Extracted records:

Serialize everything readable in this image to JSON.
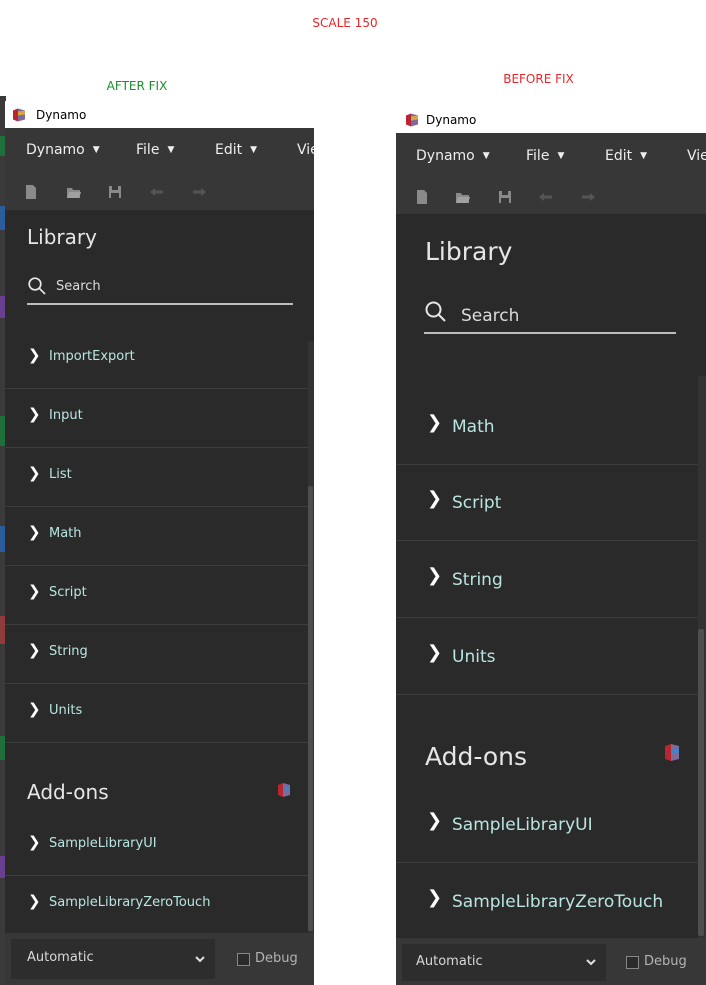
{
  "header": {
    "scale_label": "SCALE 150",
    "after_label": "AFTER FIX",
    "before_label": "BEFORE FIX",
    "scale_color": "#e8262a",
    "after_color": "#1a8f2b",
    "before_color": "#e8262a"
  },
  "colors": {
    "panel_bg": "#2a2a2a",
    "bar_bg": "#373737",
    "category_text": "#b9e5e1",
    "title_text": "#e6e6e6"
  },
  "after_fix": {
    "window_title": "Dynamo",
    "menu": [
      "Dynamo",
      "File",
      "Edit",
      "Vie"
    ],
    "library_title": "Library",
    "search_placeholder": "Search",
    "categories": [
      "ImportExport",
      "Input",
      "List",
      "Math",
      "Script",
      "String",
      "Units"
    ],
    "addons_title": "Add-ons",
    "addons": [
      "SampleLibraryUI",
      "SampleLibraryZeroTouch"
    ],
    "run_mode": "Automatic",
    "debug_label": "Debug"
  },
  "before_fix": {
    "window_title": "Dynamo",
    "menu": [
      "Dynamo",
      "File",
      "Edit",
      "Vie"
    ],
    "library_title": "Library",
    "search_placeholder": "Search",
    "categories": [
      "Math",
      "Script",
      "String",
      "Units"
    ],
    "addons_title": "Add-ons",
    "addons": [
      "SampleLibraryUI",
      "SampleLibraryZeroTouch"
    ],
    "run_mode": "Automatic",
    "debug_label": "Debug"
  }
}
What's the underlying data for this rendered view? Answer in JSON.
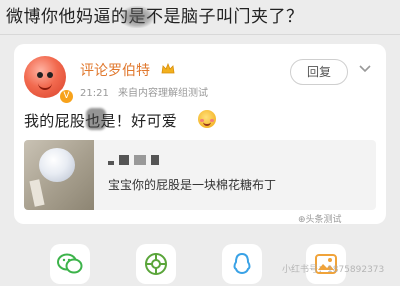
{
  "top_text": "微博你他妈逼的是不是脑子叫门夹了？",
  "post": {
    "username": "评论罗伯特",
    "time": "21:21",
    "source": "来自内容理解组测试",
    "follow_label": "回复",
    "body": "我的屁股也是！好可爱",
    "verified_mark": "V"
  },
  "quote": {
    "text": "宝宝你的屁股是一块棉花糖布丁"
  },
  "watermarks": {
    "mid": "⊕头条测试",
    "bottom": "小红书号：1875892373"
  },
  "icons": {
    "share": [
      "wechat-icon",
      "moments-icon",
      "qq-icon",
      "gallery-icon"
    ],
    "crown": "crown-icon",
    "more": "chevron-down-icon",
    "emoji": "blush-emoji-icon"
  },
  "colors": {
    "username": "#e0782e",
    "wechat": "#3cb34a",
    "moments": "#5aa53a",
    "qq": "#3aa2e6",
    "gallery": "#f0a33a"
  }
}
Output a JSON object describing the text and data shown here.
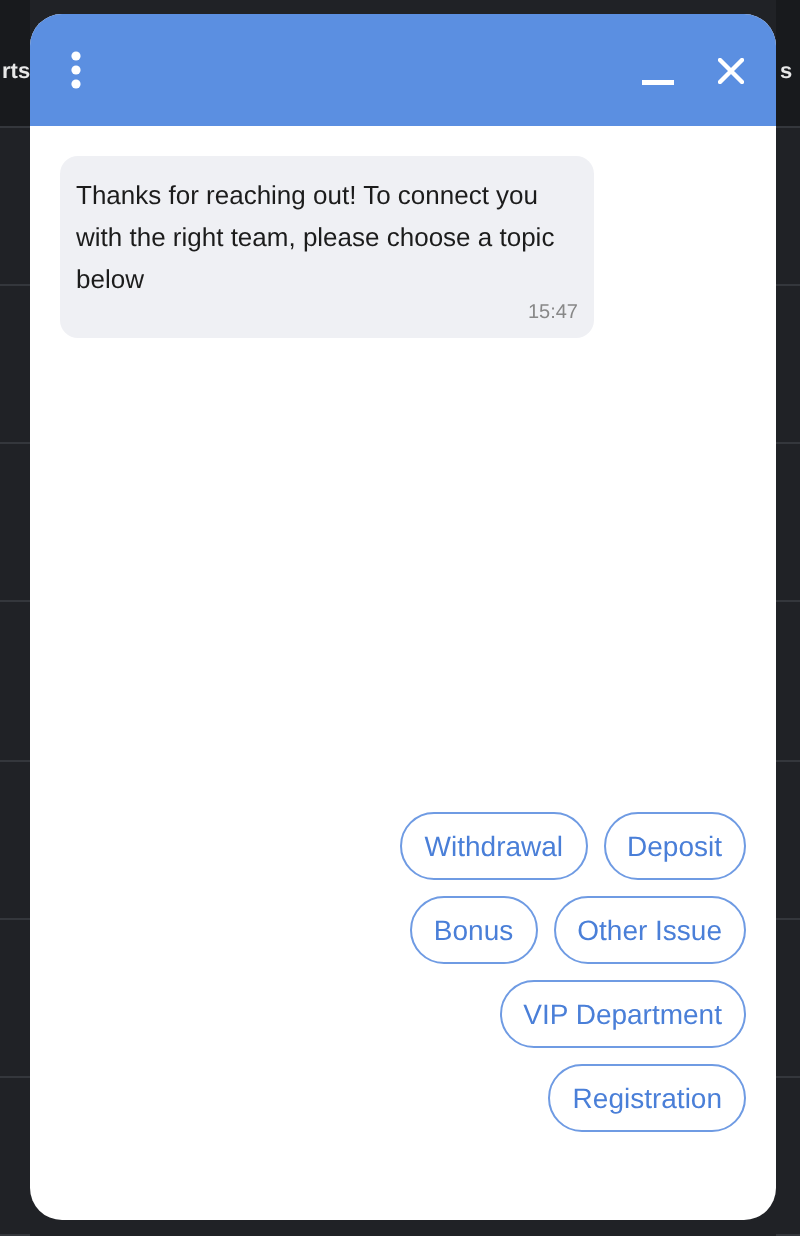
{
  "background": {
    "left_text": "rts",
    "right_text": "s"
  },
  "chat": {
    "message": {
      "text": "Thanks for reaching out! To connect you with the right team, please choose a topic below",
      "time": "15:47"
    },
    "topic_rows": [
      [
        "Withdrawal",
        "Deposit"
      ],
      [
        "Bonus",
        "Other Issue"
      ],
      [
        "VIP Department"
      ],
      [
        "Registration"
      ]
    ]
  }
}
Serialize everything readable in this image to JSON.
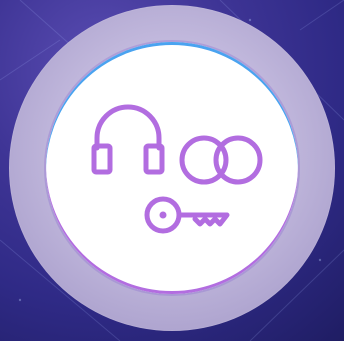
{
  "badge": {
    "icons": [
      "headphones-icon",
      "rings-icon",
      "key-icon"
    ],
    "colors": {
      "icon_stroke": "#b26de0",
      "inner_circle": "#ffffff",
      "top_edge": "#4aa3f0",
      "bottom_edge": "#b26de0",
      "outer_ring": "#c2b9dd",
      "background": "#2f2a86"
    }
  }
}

==

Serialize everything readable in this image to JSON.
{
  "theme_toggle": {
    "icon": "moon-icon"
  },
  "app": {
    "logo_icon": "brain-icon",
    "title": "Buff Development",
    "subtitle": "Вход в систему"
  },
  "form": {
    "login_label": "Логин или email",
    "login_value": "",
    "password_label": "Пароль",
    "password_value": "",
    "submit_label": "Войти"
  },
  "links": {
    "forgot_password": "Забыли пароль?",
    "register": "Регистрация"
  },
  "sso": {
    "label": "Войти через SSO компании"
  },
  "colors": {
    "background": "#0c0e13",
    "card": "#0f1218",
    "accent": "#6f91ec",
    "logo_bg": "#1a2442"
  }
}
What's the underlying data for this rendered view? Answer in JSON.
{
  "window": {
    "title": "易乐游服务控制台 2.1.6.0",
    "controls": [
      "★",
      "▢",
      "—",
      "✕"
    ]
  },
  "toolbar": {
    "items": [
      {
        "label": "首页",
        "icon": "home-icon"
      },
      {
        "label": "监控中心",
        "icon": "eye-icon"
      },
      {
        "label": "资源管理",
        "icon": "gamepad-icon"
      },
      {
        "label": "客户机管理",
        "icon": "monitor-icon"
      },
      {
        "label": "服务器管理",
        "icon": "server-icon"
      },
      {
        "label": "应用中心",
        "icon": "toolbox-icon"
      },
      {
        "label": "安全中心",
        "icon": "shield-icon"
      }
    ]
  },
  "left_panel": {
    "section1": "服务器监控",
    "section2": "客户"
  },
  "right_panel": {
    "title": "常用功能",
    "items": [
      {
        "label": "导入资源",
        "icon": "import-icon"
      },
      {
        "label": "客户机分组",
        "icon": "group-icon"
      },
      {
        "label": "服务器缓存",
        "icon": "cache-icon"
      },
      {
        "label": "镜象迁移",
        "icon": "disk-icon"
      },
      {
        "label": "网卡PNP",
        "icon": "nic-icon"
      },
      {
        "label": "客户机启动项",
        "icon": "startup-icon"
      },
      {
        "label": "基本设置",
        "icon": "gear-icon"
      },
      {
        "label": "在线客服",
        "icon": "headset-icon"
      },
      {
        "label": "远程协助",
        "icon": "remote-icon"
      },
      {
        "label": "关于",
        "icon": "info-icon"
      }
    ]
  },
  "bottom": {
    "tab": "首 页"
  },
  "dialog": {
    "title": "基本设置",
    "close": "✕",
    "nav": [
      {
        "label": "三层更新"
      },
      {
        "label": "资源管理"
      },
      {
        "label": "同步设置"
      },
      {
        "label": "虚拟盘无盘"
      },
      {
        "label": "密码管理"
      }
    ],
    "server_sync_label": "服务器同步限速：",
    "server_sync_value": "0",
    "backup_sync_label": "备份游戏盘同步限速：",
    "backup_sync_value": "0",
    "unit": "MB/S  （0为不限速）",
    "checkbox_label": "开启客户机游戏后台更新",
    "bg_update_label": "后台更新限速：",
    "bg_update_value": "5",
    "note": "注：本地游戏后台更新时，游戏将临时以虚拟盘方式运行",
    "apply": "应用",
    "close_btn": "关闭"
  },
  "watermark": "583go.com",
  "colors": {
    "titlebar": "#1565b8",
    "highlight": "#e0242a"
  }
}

SHORT PROBLEM
Which lines hold the string "background"? Copy all of them from the data above.

TASK RESULT
  "background": {
      "background": "#2f2a86"
    "background": "#0c0e13",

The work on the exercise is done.